[A block of data]
--------
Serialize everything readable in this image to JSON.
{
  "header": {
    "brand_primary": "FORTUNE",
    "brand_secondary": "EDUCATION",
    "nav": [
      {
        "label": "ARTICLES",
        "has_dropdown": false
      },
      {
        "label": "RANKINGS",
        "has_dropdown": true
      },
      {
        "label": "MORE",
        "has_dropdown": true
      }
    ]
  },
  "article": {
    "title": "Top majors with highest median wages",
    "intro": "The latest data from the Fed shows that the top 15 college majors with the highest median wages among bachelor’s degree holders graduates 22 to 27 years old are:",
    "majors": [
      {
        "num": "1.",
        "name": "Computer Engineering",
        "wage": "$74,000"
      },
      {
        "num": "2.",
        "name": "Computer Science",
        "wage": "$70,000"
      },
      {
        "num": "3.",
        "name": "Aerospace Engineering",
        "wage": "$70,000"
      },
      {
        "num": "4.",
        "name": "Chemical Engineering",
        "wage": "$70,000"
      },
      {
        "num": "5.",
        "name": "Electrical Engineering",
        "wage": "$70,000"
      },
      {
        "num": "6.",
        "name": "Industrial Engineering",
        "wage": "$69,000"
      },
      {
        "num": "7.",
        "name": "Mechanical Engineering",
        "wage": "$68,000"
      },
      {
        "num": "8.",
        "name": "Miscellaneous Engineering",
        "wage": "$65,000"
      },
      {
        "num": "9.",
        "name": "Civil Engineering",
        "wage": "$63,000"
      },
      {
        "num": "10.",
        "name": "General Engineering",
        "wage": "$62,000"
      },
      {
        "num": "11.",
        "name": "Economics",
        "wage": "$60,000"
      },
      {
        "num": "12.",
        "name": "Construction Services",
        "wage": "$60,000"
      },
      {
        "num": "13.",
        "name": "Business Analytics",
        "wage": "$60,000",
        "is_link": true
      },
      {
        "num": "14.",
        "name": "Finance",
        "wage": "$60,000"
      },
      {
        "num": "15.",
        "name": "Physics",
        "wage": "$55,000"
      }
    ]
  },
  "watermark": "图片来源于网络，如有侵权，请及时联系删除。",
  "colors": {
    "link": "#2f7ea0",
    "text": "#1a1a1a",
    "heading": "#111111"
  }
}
--------
Work instructions> Please set down all the data word for word.

Response to the task>
Serialize everything readable in this image to JSON.
{
  "header": {
    "brand_primary": "FORTUNE",
    "brand_secondary": "EDUCATION",
    "nav": [
      {
        "label": "ARTICLES",
        "has_dropdown": false
      },
      {
        "label": "RANKINGS",
        "has_dropdown": true
      },
      {
        "label": "MORE",
        "has_dropdown": true
      }
    ]
  },
  "article": {
    "title": "Top majors with highest median wages",
    "intro": "The latest data from the Fed shows that the top 15 college majors with the highest median wages among bachelor’s degree holders graduates 22 to 27 years old are:",
    "majors": [
      {
        "num": "1.",
        "name": "Computer Engineering",
        "wage": "$74,000"
      },
      {
        "num": "2.",
        "name": "Computer Science",
        "wage": "$70,000"
      },
      {
        "num": "3.",
        "name": "Aerospace Engineering",
        "wage": "$70,000"
      },
      {
        "num": "4.",
        "name": "Chemical Engineering",
        "wage": "$70,000"
      },
      {
        "num": "5.",
        "name": "Electrical Engineering",
        "wage": "$70,000"
      },
      {
        "num": "6.",
        "name": "Industrial Engineering",
        "wage": "$69,000"
      },
      {
        "num": "7.",
        "name": "Mechanical Engineering",
        "wage": "$68,000"
      },
      {
        "num": "8.",
        "name": "Miscellaneous Engineering",
        "wage": "$65,000"
      },
      {
        "num": "9.",
        "name": "Civil Engineering",
        "wage": "$63,000"
      },
      {
        "num": "10.",
        "name": "General Engineering",
        "wage": "$62,000"
      },
      {
        "num": "11.",
        "name": "Economics",
        "wage": "$60,000"
      },
      {
        "num": "12.",
        "name": "Construction Services",
        "wage": "$60,000"
      },
      {
        "num": "13.",
        "name": "Business Analytics",
        "wage": "$60,000",
        "is_link": true
      },
      {
        "num": "14.",
        "name": "Finance",
        "wage": "$60,000"
      },
      {
        "num": "15.",
        "name": "Physics",
        "wage": "$55,000"
      }
    ]
  },
  "watermark": "图片来源于网络，如有侵权，请及时联系删除。",
  "colors": {
    "link": "#2f7ea0",
    "text": "#1a1a1a",
    "heading": "#111111"
  }
}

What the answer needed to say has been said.